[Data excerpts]

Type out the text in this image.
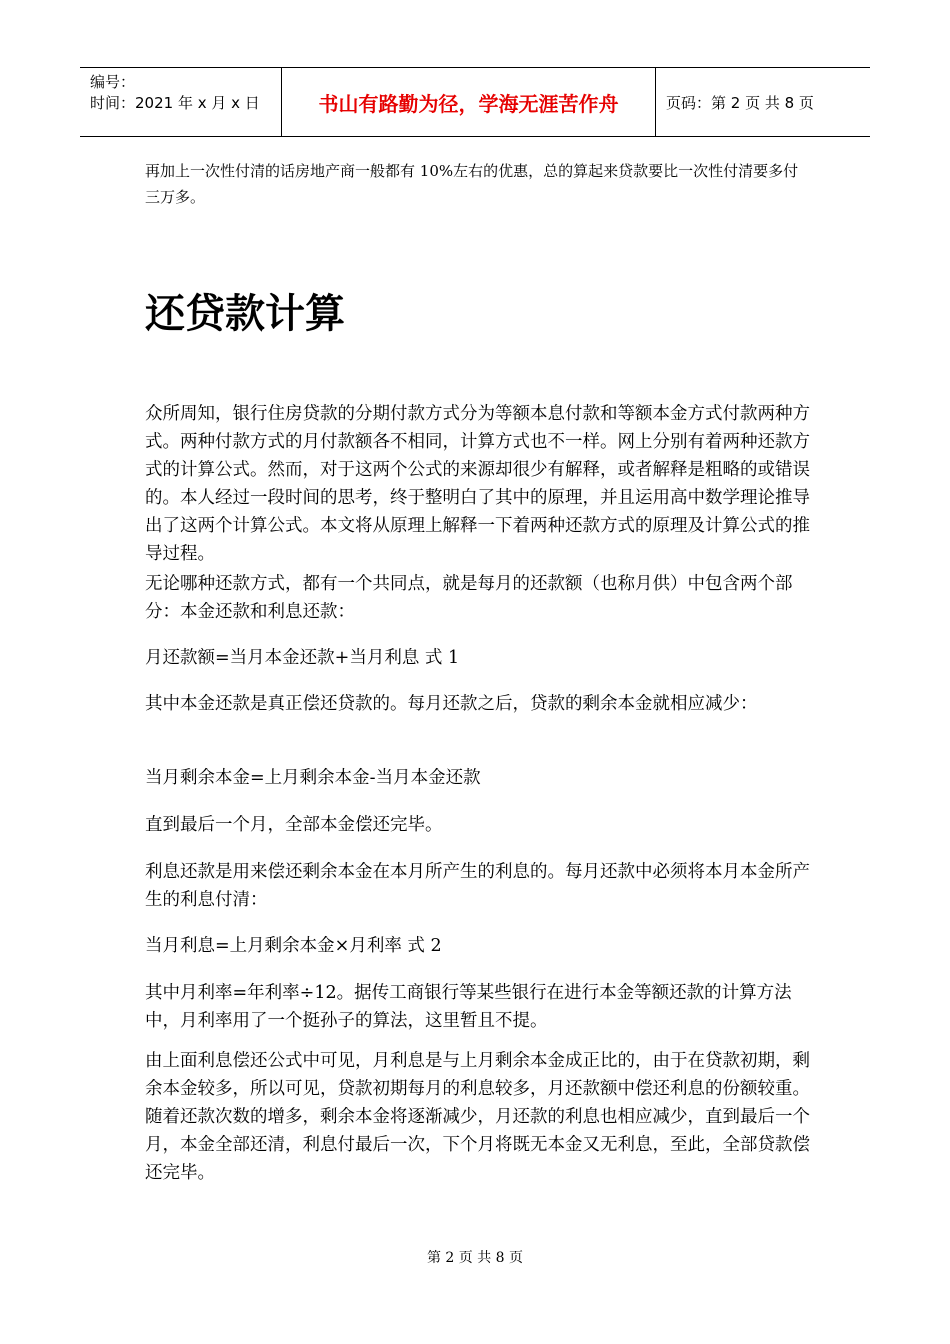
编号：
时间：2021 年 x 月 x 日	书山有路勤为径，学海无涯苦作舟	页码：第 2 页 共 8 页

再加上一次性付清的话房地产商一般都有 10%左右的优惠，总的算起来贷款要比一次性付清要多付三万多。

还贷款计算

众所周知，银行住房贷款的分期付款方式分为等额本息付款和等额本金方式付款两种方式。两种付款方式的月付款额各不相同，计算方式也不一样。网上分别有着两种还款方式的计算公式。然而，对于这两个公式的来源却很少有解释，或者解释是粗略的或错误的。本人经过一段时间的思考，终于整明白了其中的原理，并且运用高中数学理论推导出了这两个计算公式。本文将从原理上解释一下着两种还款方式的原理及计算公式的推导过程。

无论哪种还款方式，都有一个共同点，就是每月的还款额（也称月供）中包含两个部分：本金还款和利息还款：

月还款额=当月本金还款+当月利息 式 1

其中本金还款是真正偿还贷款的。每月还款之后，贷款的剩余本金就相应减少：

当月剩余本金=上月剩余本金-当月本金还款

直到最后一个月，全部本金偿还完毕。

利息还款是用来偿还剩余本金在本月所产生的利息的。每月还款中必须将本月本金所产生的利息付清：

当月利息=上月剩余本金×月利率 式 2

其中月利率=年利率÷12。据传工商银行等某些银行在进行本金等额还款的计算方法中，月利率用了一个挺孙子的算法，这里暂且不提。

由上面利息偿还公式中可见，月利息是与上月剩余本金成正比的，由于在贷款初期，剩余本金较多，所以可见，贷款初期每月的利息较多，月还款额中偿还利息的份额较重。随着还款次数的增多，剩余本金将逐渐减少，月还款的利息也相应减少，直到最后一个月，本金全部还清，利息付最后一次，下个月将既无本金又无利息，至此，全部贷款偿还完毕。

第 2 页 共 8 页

---

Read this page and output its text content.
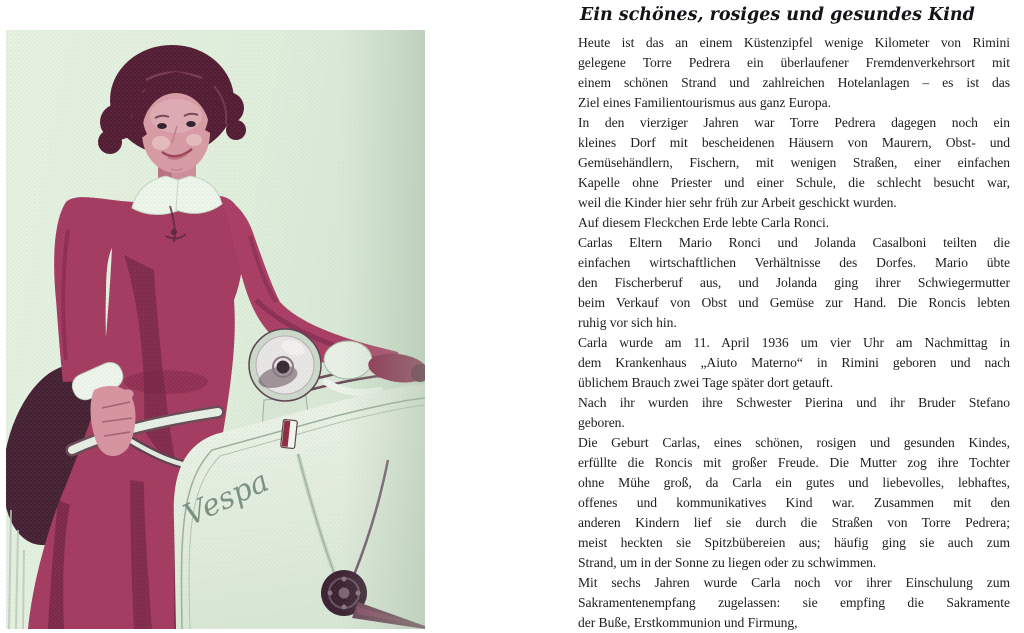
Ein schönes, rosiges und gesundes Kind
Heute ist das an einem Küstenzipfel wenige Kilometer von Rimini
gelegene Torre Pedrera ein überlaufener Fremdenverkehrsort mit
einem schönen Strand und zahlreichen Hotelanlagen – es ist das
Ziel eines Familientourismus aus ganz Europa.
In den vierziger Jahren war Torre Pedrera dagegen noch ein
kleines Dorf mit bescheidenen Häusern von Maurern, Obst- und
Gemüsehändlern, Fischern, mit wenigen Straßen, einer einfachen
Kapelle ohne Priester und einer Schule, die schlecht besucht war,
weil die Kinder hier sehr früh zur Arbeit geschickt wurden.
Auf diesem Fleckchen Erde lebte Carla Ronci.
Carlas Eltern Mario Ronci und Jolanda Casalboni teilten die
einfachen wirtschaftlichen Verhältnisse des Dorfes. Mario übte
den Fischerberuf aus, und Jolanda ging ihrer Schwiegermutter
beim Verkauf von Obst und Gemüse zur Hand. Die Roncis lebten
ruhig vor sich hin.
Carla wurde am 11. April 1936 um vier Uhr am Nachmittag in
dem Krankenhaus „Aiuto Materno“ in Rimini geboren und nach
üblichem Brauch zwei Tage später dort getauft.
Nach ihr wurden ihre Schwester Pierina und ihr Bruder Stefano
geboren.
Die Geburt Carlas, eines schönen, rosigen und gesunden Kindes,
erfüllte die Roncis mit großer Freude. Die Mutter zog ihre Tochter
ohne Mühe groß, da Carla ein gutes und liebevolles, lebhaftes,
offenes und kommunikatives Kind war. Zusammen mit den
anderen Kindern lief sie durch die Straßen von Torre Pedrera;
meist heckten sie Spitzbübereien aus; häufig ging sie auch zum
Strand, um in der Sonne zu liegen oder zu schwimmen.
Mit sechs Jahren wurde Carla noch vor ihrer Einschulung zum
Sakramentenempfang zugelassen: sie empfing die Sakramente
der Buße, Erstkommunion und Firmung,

...

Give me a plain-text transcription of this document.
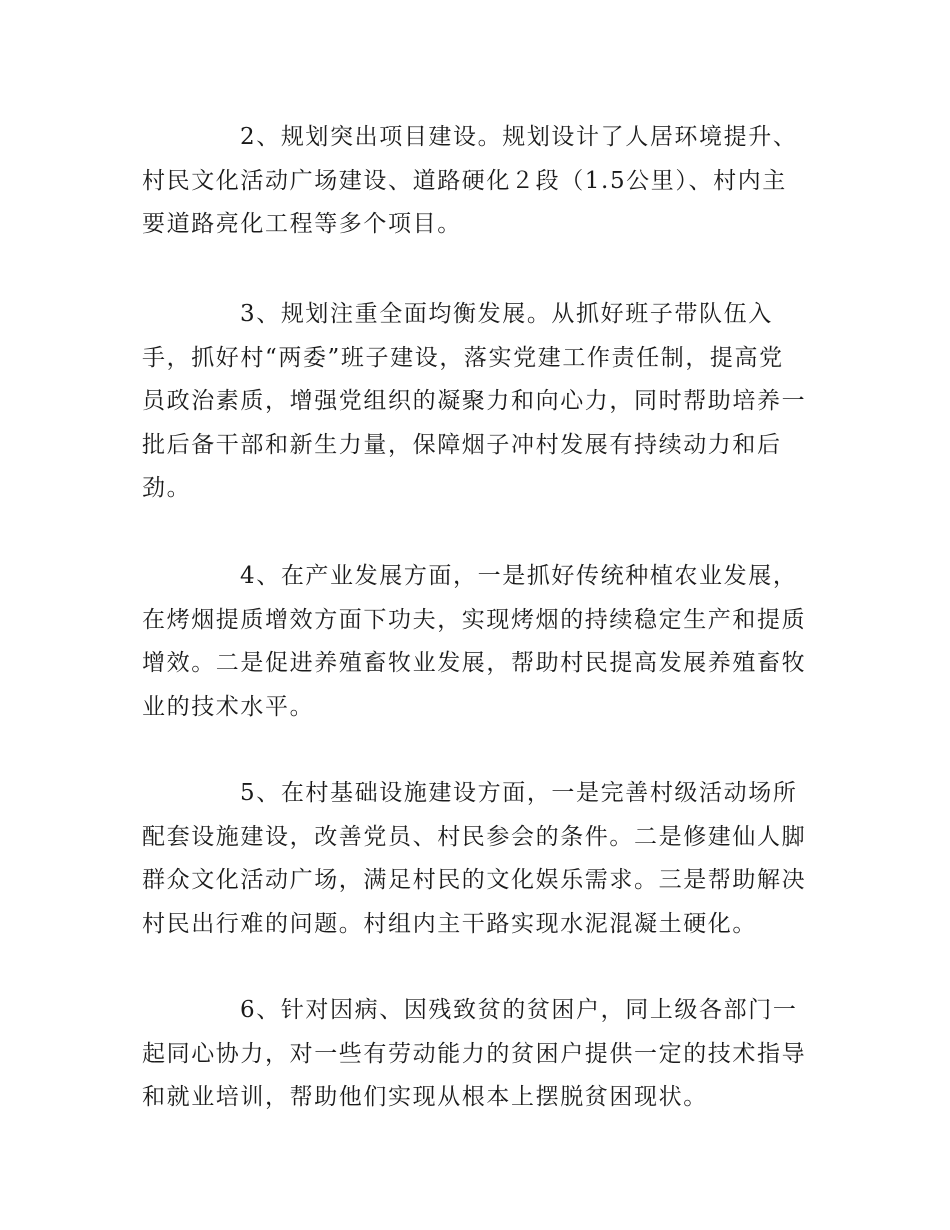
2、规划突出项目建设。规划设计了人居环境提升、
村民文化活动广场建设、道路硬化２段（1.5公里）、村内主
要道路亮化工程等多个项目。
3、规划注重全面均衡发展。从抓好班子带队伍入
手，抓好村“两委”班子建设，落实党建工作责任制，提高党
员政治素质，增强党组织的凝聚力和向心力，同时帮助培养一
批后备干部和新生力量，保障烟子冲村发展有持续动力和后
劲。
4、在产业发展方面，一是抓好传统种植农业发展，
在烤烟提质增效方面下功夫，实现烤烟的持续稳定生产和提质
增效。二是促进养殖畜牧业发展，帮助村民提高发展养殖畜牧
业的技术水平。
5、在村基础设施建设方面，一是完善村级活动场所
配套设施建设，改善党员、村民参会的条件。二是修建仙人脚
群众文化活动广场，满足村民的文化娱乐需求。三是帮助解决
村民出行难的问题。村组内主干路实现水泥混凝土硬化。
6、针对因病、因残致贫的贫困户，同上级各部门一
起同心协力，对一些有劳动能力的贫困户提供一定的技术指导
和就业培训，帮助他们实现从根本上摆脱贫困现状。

> [Problem to work on]: Say how many lines include the word "schönen"; reply with the number alone.

> [Response to this exercise]: 2